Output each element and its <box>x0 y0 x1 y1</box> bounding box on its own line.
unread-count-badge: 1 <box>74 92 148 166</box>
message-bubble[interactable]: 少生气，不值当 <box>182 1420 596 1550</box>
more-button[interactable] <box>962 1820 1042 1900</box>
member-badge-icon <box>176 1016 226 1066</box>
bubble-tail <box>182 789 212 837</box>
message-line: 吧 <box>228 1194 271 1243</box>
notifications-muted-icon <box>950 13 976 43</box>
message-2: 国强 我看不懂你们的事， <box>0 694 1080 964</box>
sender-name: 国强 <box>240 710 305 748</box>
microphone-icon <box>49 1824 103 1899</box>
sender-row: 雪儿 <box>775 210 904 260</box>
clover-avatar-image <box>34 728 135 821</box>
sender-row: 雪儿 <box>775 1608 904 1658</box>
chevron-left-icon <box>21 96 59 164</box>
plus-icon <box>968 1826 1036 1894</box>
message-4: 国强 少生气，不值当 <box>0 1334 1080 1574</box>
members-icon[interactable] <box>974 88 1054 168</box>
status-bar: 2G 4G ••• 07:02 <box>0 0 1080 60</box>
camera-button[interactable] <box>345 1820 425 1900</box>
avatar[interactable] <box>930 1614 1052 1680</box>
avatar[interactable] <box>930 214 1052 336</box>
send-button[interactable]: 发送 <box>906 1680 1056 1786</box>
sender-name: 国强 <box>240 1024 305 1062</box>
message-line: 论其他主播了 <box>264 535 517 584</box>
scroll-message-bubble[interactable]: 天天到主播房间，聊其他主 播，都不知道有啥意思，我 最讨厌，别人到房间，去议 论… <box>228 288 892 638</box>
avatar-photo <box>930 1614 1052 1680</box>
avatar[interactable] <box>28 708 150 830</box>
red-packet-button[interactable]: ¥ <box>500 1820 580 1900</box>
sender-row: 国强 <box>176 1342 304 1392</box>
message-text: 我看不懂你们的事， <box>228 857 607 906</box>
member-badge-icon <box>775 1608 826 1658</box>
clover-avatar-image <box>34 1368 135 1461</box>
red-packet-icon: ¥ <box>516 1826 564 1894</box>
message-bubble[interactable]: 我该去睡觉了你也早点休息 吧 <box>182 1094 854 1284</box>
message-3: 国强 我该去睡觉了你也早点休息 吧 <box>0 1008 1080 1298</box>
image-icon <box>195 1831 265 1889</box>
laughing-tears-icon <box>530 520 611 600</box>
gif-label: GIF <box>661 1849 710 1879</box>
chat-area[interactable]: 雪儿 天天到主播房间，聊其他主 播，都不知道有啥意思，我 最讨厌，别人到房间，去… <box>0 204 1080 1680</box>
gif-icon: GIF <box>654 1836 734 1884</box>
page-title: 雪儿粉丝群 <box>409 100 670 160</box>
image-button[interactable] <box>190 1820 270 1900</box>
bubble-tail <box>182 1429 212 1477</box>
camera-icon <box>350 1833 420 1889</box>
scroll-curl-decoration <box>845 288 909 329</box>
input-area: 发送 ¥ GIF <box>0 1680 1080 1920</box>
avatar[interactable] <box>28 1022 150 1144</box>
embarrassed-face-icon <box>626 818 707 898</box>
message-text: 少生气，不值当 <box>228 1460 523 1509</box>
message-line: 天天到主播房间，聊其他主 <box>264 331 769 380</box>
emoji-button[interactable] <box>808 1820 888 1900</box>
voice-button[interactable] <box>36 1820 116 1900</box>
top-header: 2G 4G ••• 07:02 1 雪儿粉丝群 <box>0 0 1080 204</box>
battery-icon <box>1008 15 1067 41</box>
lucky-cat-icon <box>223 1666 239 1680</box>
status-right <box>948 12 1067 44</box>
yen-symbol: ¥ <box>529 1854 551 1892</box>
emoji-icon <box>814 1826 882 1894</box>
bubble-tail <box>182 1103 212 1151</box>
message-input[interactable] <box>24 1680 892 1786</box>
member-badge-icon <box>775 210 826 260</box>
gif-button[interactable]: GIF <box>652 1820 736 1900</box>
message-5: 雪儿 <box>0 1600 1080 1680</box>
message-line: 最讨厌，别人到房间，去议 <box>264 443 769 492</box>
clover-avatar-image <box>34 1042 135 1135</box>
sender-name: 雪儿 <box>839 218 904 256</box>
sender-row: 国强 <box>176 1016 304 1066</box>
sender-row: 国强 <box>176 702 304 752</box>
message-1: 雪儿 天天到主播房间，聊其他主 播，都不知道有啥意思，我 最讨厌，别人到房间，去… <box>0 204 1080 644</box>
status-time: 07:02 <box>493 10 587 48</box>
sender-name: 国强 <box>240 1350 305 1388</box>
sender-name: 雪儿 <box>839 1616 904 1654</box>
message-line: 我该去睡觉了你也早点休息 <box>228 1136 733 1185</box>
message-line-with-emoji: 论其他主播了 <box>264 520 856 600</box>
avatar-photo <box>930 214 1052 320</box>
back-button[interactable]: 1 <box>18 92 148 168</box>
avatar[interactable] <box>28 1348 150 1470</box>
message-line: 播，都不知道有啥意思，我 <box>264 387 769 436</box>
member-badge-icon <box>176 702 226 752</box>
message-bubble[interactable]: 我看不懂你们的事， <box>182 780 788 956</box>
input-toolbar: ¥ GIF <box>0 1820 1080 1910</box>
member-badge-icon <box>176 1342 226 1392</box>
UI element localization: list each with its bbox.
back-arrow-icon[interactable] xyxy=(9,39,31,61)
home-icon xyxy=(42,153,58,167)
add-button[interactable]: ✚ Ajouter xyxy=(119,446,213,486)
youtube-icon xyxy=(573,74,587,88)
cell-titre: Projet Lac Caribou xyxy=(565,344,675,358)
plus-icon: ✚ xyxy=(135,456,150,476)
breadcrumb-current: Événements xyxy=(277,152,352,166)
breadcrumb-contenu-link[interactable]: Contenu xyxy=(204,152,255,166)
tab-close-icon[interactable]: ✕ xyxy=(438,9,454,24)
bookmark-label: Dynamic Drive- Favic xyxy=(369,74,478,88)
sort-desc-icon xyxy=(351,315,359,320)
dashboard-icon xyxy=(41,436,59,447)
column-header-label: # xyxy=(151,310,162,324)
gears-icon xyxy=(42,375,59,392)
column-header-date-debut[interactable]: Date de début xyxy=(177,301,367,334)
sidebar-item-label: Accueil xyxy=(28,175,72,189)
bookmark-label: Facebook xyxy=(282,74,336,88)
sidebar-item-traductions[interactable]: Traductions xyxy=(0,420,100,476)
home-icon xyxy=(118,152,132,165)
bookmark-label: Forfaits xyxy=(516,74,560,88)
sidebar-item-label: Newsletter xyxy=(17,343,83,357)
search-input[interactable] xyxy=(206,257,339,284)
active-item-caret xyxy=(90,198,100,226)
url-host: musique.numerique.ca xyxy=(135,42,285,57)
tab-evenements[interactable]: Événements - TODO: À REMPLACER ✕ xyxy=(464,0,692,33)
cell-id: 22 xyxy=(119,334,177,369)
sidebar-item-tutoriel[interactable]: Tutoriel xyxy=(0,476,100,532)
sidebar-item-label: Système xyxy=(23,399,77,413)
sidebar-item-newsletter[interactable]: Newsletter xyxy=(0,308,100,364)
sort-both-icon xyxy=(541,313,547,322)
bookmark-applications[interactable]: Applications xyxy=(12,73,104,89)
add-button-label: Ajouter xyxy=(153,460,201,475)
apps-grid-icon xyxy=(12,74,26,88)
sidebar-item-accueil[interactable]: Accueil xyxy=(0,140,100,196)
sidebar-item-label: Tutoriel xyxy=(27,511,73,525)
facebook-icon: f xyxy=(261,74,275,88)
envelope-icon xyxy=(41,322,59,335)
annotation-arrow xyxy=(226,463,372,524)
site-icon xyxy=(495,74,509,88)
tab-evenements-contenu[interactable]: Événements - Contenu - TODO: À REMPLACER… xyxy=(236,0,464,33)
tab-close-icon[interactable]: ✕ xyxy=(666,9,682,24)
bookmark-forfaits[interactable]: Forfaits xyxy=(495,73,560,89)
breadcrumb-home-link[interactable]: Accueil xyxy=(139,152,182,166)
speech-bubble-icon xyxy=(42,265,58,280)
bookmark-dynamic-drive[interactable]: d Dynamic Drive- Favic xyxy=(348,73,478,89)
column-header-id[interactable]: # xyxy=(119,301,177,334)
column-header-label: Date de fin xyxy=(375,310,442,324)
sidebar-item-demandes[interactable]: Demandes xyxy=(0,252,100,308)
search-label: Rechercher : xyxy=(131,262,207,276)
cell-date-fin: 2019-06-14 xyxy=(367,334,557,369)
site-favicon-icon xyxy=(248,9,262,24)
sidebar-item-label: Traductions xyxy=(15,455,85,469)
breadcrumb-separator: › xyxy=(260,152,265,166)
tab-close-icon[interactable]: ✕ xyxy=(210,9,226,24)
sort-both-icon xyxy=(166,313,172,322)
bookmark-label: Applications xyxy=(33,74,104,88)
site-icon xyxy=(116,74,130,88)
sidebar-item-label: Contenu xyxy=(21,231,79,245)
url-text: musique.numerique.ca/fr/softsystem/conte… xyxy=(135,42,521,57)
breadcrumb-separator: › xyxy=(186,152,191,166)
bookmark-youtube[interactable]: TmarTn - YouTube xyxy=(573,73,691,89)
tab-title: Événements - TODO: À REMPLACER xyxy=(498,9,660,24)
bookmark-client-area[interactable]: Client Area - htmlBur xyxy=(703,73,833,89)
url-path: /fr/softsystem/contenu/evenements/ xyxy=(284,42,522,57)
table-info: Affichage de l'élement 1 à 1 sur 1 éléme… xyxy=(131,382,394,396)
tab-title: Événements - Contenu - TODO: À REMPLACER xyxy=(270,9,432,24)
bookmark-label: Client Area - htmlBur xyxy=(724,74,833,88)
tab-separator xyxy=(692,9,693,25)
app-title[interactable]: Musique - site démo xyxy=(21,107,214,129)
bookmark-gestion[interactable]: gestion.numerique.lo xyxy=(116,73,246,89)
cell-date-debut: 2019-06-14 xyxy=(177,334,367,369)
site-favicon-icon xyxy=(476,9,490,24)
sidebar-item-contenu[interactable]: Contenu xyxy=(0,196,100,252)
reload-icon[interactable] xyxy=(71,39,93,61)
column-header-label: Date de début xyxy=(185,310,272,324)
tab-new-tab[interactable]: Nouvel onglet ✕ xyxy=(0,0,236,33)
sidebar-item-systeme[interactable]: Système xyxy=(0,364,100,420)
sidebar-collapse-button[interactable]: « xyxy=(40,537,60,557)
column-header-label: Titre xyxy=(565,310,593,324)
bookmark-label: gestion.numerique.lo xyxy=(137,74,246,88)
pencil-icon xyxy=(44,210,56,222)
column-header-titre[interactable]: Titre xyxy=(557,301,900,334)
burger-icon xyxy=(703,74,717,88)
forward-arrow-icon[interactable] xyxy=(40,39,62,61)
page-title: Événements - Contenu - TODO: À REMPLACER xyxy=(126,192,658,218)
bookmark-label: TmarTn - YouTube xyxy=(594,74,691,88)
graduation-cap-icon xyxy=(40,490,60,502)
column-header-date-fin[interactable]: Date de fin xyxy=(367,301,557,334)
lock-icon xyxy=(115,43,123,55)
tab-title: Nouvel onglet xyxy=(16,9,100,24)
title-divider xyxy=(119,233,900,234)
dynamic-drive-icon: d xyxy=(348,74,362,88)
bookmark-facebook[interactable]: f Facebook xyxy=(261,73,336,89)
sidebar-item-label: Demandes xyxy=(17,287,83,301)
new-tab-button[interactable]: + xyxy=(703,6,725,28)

-=-=-

WHAT THE EXERCISE ASKS. Quote everything from the start of the records down to the line containing "bubble-tail <box>182 789 212 837</box>", keeping both the first line and that final line.

IN RESPONSE.
Output each element and its <box>x0 y0 x1 y1</box> bounding box on its own line.
unread-count-badge: 1 <box>74 92 148 166</box>
message-bubble[interactable]: 少生气，不值当 <box>182 1420 596 1550</box>
more-button[interactable] <box>962 1820 1042 1900</box>
member-badge-icon <box>176 1016 226 1066</box>
bubble-tail <box>182 789 212 837</box>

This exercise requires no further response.